--- start of Records for processing ---

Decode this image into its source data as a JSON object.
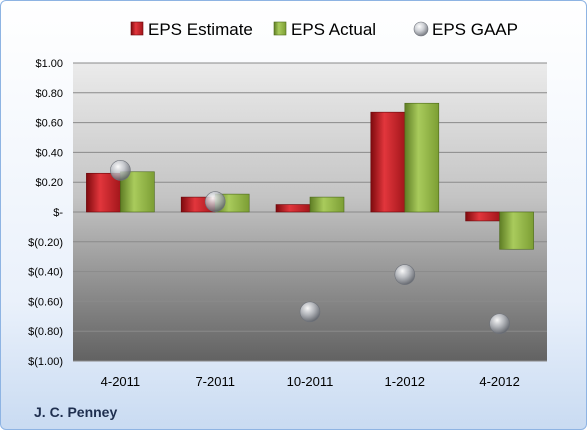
{
  "company": "J. C. Penney",
  "chart_data": {
    "type": "bar",
    "categories": [
      "4-2011",
      "7-2011",
      "10-2011",
      "1-2012",
      "4-2012"
    ],
    "series": [
      {
        "name": "EPS Estimate",
        "kind": "bar",
        "color": "#c0141b",
        "values": [
          0.26,
          0.1,
          0.05,
          0.67,
          -0.06
        ]
      },
      {
        "name": "EPS Actual",
        "kind": "bar",
        "color": "#8cb43c",
        "values": [
          0.27,
          0.12,
          0.1,
          0.73,
          -0.25
        ]
      },
      {
        "name": "EPS GAAP",
        "kind": "marker",
        "color": "#b8bcc4",
        "values": [
          0.28,
          0.07,
          -0.67,
          -0.42,
          -0.75
        ]
      }
    ],
    "ylim": [
      -1.0,
      1.0
    ],
    "yticks": [
      1.0,
      0.8,
      0.6,
      0.4,
      0.2,
      0.0,
      -0.2,
      -0.4,
      -0.6,
      -0.8,
      -1.0
    ],
    "ytick_labels": [
      "$1.00",
      "$0.80",
      "$0.60",
      "$0.40",
      "$0.20",
      "$-",
      "$(0.20)",
      "$(0.40)",
      "$(0.60)",
      "$(0.80)",
      "$(1.00)"
    ],
    "grid": true,
    "legend": "top"
  }
}
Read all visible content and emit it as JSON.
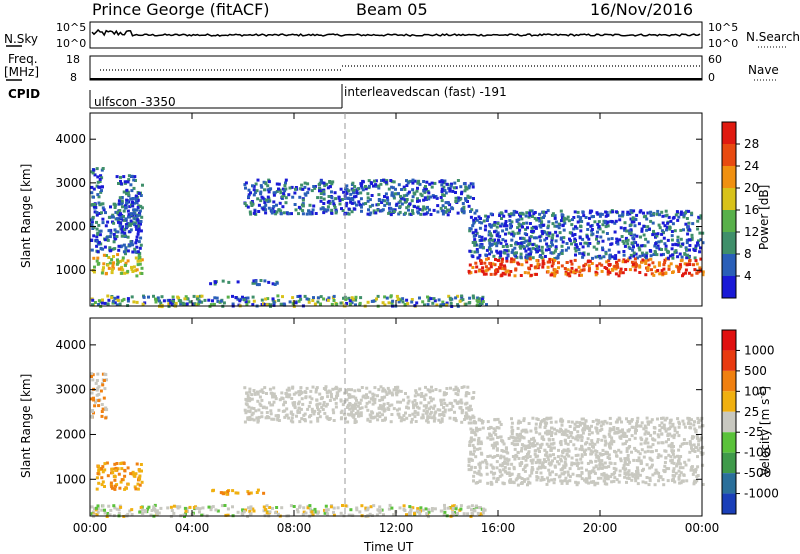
{
  "header": {
    "station": "Prince George (fitACF)",
    "beam": "Beam 05",
    "date": "16/Nov/2016"
  },
  "strips": {
    "nsky_label": "N.Sky",
    "nsky_ticks": [
      "10^5",
      "10^0"
    ],
    "nsearch_label": "N.Search",
    "nsearch_ticks": [
      "10^5",
      "10^0"
    ],
    "freq_label_1": "Freq.",
    "freq_label_2": "[MHz]",
    "freq_ticks": [
      "18",
      "8"
    ],
    "nave_label": "Nave",
    "nave_ticks": [
      "60",
      "0"
    ],
    "cpid_label": "CPID",
    "cpid_segments": [
      "ulfscon -3350",
      "interleavedscan (fast) -191"
    ]
  },
  "chart_data": [
    {
      "type": "heatmap",
      "name": "power",
      "ylabel": "Slant Range [km]",
      "xlabel": "Time UT",
      "x_ticks": [
        "00:00",
        "04:00",
        "08:00",
        "12:00",
        "16:00",
        "20:00",
        "00:00"
      ],
      "xlim": [
        0,
        24
      ],
      "y_ticks": [
        1000,
        2000,
        3000,
        4000
      ],
      "ylim": [
        180,
        4600
      ],
      "colorbar_label": "Power [dB]",
      "colorbar_ticks": [
        4,
        8,
        12,
        16,
        20,
        24,
        28
      ],
      "colorbar_colors": [
        "#1a1ad6",
        "#2a5fb8",
        "#3f8f6a",
        "#58b04a",
        "#d8c21a",
        "#f09010",
        "#e84a10",
        "#e01a10"
      ],
      "features": [
        {
          "t0": 0.0,
          "t1": 0.5,
          "r0": 2700,
          "r1": 3400
        },
        {
          "t0": 0.0,
          "t1": 2.0,
          "r0": 900,
          "r1": 2600
        },
        {
          "t0": 1.0,
          "t1": 2.0,
          "r0": 1900,
          "r1": 3200
        },
        {
          "t0": 4.5,
          "t1": 7.3,
          "r0": 700,
          "r1": 800
        },
        {
          "t0": 6.0,
          "t1": 15.0,
          "r0": 2300,
          "r1": 3100
        },
        {
          "t0": 14.8,
          "t1": 24.0,
          "r0": 900,
          "r1": 2400
        },
        {
          "t0": 0.0,
          "t1": 15.5,
          "r0": 200,
          "r1": 450
        }
      ]
    },
    {
      "type": "heatmap",
      "name": "velocity",
      "ylabel": "Slant Range [km]",
      "xlabel": "Time UT",
      "x_ticks": [
        "00:00",
        "04:00",
        "08:00",
        "12:00",
        "16:00",
        "20:00",
        "00:00"
      ],
      "xlim": [
        0,
        24
      ],
      "y_ticks": [
        1000,
        2000,
        3000,
        4000
      ],
      "ylim": [
        180,
        4600
      ],
      "colorbar_label": "Velocity [m s",
      "colorbar_label_sup": "-1",
      "colorbar_label_end": "]",
      "colorbar_ticks": [
        "1000",
        "500",
        "100",
        "25",
        "-25",
        "-100",
        "-500",
        "-1000"
      ],
      "colorbar_colors": [
        "#1a3fb8",
        "#2a6f9a",
        "#3f9a4a",
        "#5ac23a",
        "#c8c8c0",
        "#f0b010",
        "#f08010",
        "#e83a10",
        "#e01010"
      ],
      "features": [
        {
          "t0": 0.0,
          "t1": 0.6,
          "r0": 2400,
          "r1": 3400
        },
        {
          "t0": 0.2,
          "t1": 2.0,
          "r0": 800,
          "r1": 1400
        },
        {
          "t0": 4.5,
          "t1": 6.8,
          "r0": 700,
          "r1": 800
        },
        {
          "t0": 6.0,
          "t1": 15.0,
          "r0": 2300,
          "r1": 3100
        },
        {
          "t0": 14.8,
          "t1": 24.0,
          "r0": 900,
          "r1": 2400
        },
        {
          "t0": 0.0,
          "t1": 15.5,
          "r0": 200,
          "r1": 450
        }
      ]
    }
  ]
}
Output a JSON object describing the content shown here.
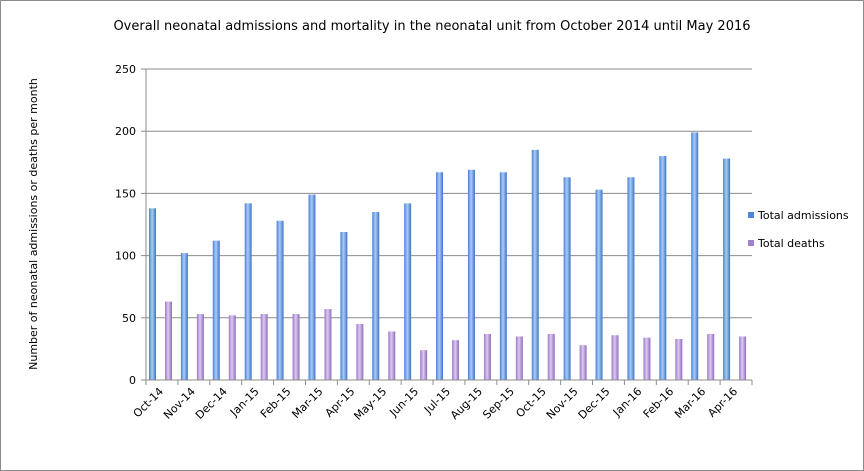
{
  "chart_data": {
    "type": "bar",
    "title": "Overall neonatal admissions and mortality in the neonatal unit from October 2014 until May 2016",
    "xlabel": "",
    "ylabel": "Number of neonatal admissions or deaths per month",
    "ylim": [
      0,
      250
    ],
    "yticks": [
      0,
      50,
      100,
      150,
      200,
      250
    ],
    "grid": true,
    "legend": "right",
    "categories": [
      "Oct-14",
      "Nov-14",
      "Dec-14",
      "Jan-15",
      "Feb-15",
      "Mar-15",
      "Apr-15",
      "May-15",
      "Jun-15",
      "Jul-15",
      "Aug-15",
      "Sep-15",
      "Oct-15",
      "Nov-15",
      "Dec-15",
      "Jan-16",
      "Feb-16",
      "Mar-16",
      "Apr-16"
    ],
    "series": [
      {
        "name": "Total admissions",
        "color": "#4f86d9",
        "values": [
          138,
          102,
          112,
          142,
          128,
          149,
          119,
          135,
          142,
          167,
          169,
          167,
          185,
          163,
          153,
          163,
          180,
          199,
          178
        ]
      },
      {
        "name": "Total deaths",
        "color": "#a07fcc",
        "values": [
          63,
          53,
          52,
          53,
          53,
          57,
          45,
          39,
          24,
          32,
          37,
          35,
          37,
          28,
          36,
          34,
          33,
          37,
          35
        ]
      }
    ]
  }
}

--- end of Records for processing ---

- [Prompt] List all lines from the entries that include the word "JSON".

- [Output for this task]
Decode this image into its source data as a JSON object.
Read all visible content and emit it as JSON.
Output a JSON object describing the content shown here.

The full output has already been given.